(Stored items)
----

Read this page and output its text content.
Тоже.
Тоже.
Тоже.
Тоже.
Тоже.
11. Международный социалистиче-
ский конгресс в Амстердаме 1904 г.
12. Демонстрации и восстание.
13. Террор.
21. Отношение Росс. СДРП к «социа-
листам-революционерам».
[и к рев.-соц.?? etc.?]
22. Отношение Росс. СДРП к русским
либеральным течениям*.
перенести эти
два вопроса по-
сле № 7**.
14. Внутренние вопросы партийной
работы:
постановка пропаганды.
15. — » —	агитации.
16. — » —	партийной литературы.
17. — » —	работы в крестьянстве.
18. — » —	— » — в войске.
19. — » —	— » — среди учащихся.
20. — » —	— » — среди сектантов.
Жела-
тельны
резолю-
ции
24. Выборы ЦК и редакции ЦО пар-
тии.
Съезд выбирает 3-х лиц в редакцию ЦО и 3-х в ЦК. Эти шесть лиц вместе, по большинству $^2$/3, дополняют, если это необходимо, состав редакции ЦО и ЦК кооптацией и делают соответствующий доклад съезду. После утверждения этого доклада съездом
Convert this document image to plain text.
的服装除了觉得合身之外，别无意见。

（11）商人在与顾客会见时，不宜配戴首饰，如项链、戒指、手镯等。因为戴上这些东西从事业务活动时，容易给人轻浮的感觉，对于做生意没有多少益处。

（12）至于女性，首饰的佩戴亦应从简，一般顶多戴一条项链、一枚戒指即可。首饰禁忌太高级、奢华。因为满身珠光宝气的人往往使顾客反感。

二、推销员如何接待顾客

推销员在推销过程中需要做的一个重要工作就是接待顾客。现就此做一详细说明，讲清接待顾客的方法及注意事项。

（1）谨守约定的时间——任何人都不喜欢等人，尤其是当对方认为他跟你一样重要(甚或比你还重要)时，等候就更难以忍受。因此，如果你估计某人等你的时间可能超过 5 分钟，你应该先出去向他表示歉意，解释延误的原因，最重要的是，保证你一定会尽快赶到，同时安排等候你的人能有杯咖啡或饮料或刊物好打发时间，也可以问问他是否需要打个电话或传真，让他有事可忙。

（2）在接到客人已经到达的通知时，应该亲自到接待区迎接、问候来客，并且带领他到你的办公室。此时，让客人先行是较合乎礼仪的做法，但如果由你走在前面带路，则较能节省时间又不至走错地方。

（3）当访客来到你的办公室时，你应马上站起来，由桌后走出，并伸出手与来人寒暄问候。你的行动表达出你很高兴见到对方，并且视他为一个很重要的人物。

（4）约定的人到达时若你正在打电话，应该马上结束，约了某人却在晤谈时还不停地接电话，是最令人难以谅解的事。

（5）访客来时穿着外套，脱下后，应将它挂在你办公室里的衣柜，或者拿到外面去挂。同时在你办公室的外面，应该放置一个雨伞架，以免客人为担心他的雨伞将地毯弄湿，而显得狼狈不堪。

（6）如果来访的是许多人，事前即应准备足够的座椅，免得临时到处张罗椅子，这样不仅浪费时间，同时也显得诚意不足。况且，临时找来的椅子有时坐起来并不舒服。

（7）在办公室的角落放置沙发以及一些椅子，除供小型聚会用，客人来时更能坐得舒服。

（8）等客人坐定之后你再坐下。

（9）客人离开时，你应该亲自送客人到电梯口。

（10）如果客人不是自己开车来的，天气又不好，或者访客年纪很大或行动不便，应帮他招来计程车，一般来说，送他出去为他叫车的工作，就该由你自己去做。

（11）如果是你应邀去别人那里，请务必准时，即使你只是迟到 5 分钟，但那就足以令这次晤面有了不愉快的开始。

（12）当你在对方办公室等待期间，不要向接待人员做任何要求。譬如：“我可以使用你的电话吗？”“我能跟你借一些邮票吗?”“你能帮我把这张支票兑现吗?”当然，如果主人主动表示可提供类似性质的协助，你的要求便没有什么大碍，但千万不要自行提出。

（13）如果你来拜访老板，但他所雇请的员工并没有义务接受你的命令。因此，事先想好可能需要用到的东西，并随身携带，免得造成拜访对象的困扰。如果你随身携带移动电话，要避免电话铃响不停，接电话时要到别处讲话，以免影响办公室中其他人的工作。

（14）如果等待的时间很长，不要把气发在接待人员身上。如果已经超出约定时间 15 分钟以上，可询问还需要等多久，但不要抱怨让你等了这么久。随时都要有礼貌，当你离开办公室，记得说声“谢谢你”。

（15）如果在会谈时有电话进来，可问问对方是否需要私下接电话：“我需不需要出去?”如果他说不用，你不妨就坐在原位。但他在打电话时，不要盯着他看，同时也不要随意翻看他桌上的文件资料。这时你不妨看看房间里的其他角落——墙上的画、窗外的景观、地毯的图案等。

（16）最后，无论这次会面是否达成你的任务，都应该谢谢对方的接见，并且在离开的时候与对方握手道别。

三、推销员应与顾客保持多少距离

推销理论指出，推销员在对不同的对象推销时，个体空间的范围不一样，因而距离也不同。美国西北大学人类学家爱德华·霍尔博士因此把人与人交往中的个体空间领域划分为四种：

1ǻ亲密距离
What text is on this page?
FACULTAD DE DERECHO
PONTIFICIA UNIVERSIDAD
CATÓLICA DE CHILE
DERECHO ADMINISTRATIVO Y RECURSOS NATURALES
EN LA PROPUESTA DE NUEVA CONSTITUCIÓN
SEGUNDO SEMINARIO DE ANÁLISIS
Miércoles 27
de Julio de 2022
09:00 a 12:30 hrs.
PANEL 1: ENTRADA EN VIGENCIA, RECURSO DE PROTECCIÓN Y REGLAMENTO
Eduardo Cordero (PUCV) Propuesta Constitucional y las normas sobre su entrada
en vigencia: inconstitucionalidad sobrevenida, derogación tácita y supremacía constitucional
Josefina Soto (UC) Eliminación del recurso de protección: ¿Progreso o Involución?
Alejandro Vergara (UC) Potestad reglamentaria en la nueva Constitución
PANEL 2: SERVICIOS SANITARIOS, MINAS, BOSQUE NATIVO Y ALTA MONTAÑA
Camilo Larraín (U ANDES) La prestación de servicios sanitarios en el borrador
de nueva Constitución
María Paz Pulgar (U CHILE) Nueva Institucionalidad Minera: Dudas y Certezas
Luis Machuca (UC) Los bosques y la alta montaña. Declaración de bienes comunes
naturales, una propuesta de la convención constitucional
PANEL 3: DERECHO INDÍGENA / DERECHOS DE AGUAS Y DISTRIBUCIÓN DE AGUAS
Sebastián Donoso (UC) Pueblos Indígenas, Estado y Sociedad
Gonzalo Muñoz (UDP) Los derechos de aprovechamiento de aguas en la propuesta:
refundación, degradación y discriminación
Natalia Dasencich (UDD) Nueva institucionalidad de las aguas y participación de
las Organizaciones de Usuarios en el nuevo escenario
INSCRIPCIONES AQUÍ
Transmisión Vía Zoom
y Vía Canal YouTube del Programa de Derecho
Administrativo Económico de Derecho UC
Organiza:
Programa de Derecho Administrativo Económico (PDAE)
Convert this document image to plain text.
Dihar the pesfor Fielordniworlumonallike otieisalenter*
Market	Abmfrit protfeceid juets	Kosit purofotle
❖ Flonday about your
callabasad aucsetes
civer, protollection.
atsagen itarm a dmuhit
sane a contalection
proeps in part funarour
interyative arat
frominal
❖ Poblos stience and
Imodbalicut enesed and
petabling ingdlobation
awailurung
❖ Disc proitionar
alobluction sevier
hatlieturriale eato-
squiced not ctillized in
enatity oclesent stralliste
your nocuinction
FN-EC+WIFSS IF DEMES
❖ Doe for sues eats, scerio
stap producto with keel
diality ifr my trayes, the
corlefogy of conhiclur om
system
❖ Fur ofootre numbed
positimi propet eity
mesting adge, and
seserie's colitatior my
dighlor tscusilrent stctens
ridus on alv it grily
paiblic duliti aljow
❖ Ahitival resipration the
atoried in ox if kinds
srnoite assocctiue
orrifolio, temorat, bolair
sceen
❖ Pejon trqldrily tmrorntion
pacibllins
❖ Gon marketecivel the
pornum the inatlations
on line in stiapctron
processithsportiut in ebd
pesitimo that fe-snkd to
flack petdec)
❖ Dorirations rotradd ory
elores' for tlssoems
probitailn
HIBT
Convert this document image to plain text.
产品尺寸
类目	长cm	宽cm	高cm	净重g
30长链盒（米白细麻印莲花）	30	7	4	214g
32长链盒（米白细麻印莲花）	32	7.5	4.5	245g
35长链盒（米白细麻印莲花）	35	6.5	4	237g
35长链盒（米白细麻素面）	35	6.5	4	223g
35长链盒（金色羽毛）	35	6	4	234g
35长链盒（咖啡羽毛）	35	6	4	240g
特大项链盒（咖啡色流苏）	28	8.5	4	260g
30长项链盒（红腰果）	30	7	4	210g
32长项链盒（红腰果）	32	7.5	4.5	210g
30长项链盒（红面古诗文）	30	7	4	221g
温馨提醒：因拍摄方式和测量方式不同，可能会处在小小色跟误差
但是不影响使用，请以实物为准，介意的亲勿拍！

----

● What is expected
Identify which lines contain the word "CHILE" and copy each one.

● Exercise response
CATÓLICA DE CHILE
María Paz Pulgar (U CHILE) Nueva Institucionalidad Minera: Dudas y Certezas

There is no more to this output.